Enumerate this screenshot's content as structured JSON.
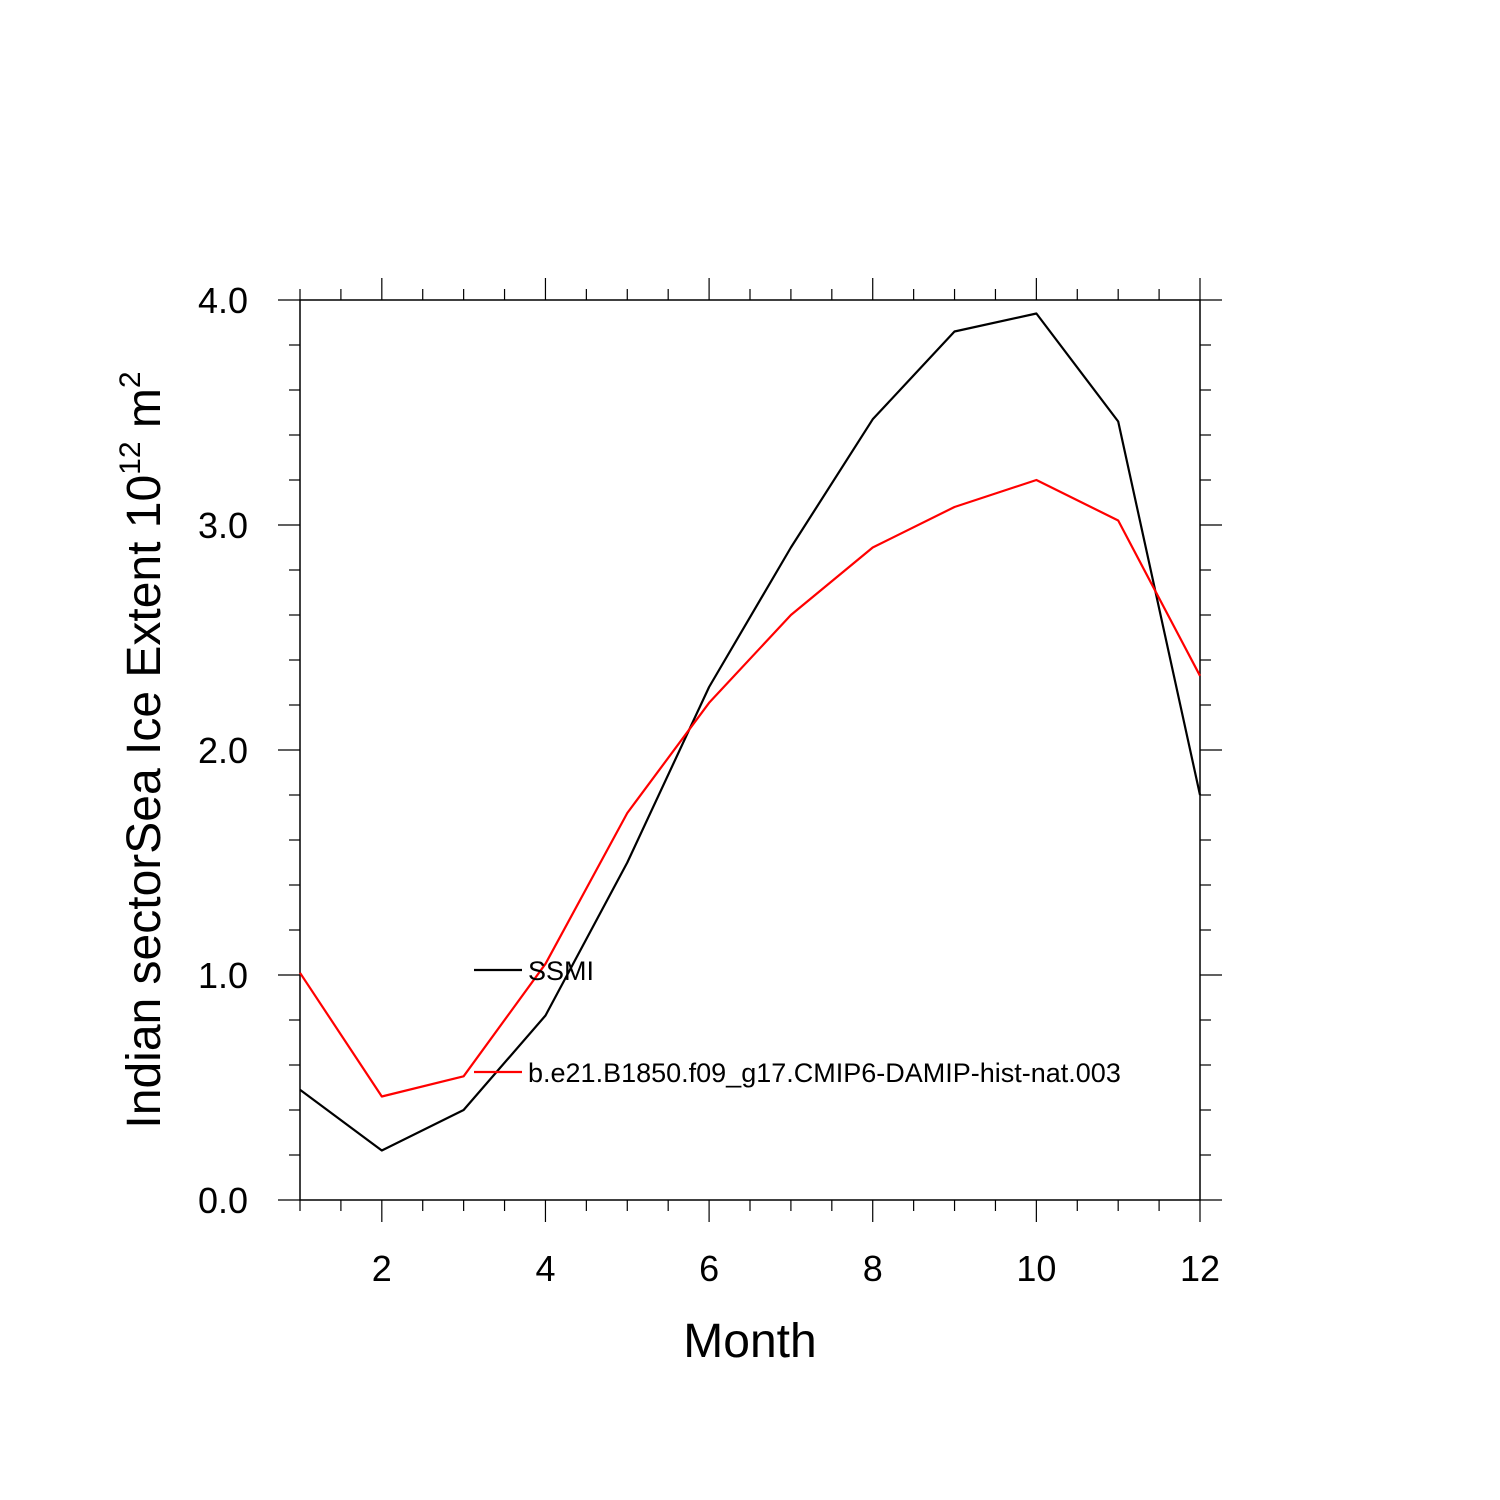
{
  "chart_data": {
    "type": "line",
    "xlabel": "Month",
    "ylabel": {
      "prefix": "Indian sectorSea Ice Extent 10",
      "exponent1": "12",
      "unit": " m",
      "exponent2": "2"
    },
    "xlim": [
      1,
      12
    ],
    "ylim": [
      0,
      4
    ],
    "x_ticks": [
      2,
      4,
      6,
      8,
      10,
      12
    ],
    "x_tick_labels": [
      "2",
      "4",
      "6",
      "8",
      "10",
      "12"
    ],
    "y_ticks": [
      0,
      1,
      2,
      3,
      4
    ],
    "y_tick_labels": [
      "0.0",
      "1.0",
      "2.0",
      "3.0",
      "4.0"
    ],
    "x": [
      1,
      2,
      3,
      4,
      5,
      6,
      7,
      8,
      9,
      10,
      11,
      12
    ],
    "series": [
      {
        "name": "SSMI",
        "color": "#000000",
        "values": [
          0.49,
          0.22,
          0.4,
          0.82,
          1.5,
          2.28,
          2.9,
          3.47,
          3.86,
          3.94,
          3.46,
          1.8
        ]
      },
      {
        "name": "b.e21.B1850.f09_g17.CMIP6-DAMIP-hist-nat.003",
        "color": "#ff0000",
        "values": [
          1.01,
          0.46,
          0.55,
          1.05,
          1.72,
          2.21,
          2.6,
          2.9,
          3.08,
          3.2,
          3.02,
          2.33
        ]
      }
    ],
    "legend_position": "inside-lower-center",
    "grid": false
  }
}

---

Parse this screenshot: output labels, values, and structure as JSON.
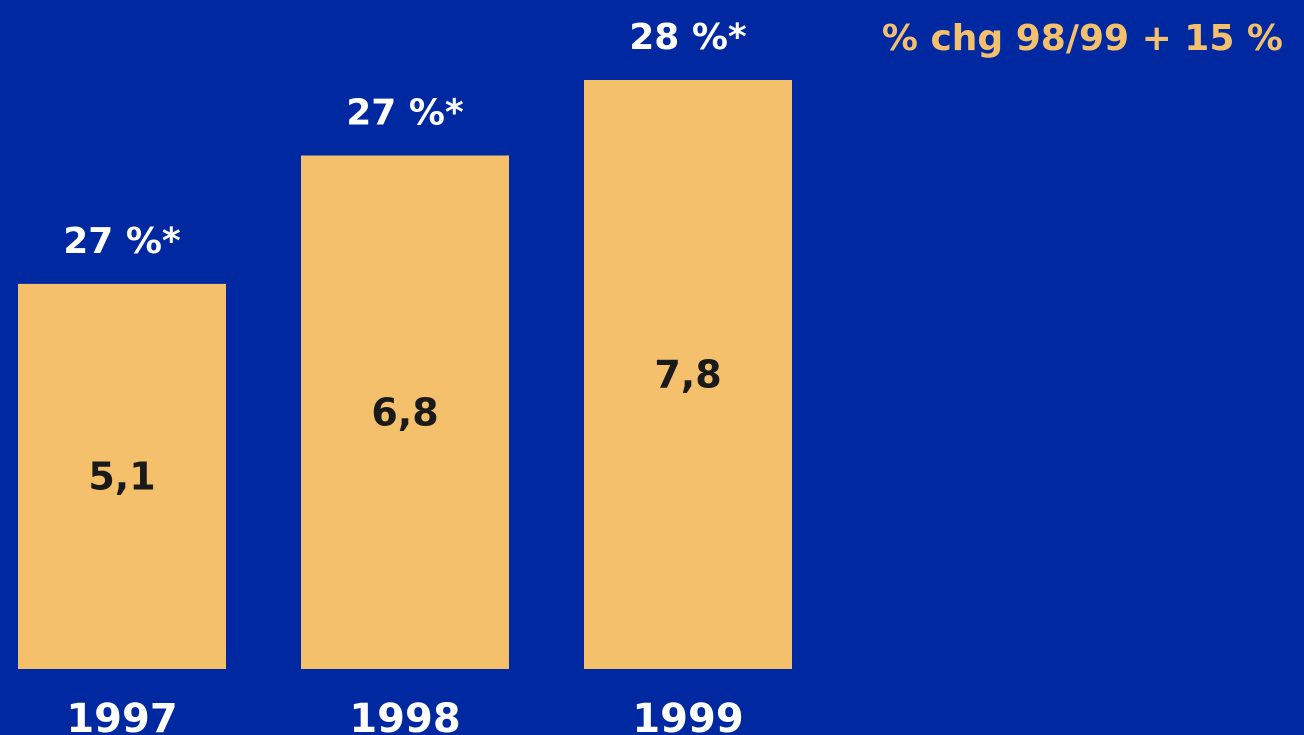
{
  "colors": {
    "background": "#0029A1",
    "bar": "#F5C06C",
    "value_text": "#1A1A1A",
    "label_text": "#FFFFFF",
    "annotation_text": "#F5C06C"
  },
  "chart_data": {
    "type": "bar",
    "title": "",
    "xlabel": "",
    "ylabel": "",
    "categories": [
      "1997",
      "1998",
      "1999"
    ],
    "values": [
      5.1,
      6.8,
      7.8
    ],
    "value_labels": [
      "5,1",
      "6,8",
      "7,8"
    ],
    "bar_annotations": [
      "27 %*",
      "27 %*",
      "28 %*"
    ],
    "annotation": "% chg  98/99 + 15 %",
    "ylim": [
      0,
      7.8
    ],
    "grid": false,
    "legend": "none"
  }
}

* [Aim] Filter the entries above down to the lines containing the word "values".

* [Response to this task]
        "values": [
        "values": [
Parse this screenshot: output labels, values, and structure as JSON.
    "values": [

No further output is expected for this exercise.